* [Work to be completed]
Leave the pictures out and print every record below exactly as it stands.

Collection entries
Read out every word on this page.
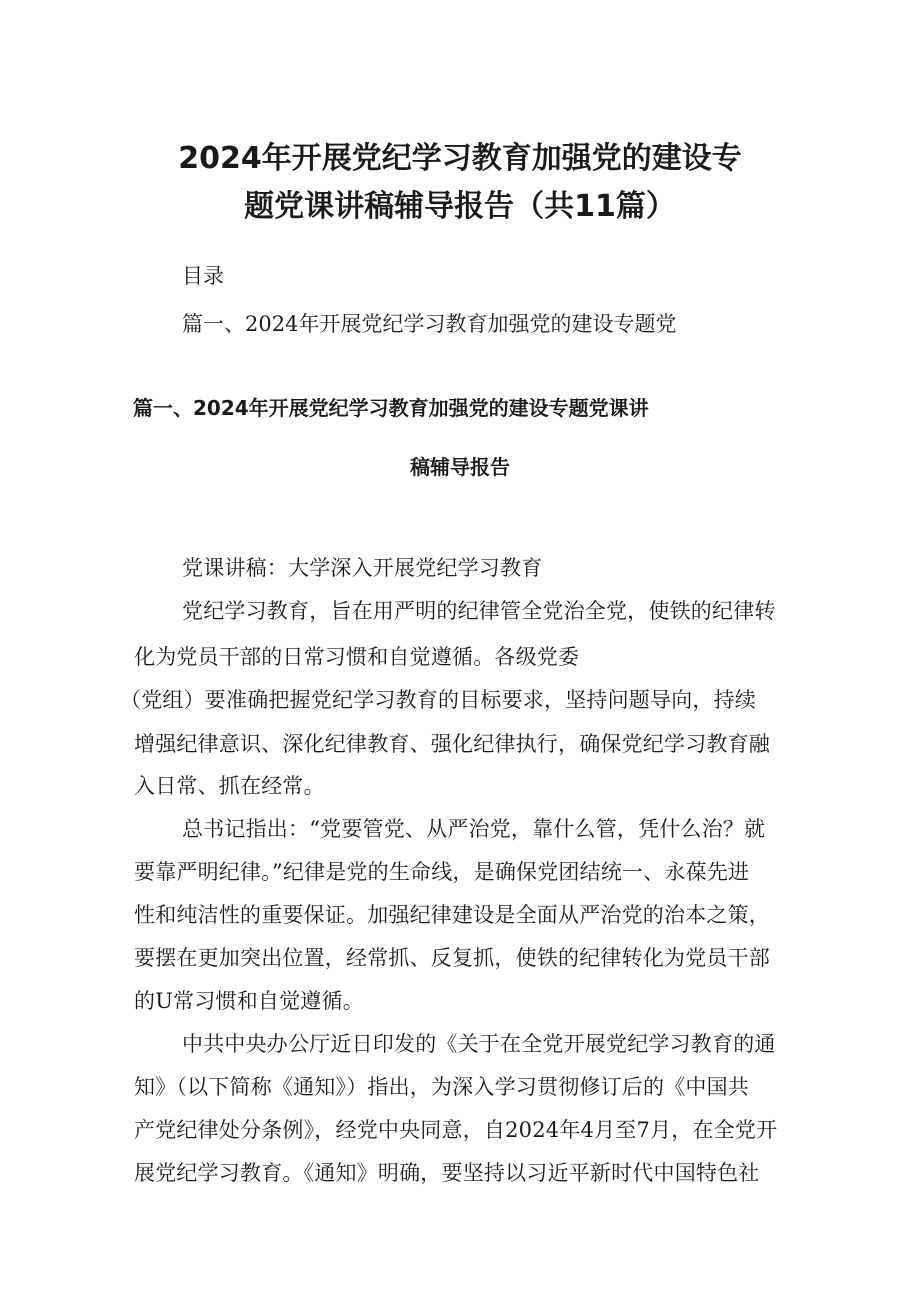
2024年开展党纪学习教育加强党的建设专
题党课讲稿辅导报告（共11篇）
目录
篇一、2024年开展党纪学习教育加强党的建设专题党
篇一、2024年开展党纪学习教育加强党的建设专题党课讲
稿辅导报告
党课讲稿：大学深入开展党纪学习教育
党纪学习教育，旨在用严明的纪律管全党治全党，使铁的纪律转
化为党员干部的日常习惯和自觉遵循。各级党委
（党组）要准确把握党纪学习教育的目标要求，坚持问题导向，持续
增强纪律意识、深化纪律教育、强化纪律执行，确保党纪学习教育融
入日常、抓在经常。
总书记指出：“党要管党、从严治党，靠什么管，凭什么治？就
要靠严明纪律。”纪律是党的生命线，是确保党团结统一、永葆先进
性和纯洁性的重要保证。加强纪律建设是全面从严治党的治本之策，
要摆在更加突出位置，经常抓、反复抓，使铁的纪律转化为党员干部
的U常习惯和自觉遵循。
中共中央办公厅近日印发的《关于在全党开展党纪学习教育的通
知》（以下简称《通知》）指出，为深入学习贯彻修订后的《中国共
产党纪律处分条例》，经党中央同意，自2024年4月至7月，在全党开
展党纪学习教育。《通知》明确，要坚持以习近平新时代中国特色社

* [Solved problem]
Read out every word on this page.
2024年开展党纪学习教育加强党的建设专
题党课讲稿辅导报告（共11篇）
目录
篇一、2024年开展党纪学习教育加强党的建设专题党
篇一、2024年开展党纪学习教育加强党的建设专题党课讲
稿辅导报告
党课讲稿：大学深入开展党纪学习教育
党纪学习教育，旨在用严明的纪律管全党治全党，使铁的纪律转
化为党员干部的日常习惯和自觉遵循。各级党委
（党组）要准确把握党纪学习教育的目标要求，坚持问题导向，持续
增强纪律意识、深化纪律教育、强化纪律执行，确保党纪学习教育融
入日常、抓在经常。
总书记指出：“党要管党、从严治党，靠什么管，凭什么治？就
要靠严明纪律。”纪律是党的生命线，是确保党团结统一、永葆先进
性和纯洁性的重要保证。加强纪律建设是全面从严治党的治本之策，
要摆在更加突出位置，经常抓、反复抓，使铁的纪律转化为党员干部
的U常习惯和自觉遵循。
中共中央办公厅近日印发的《关于在全党开展党纪学习教育的通
知》（以下简称《通知》）指出，为深入学习贯彻修订后的《中国共
产党纪律处分条例》，经党中央同意，自2024年4月至7月，在全党开
展党纪学习教育。《通知》明确，要坚持以习近平新时代中国特色社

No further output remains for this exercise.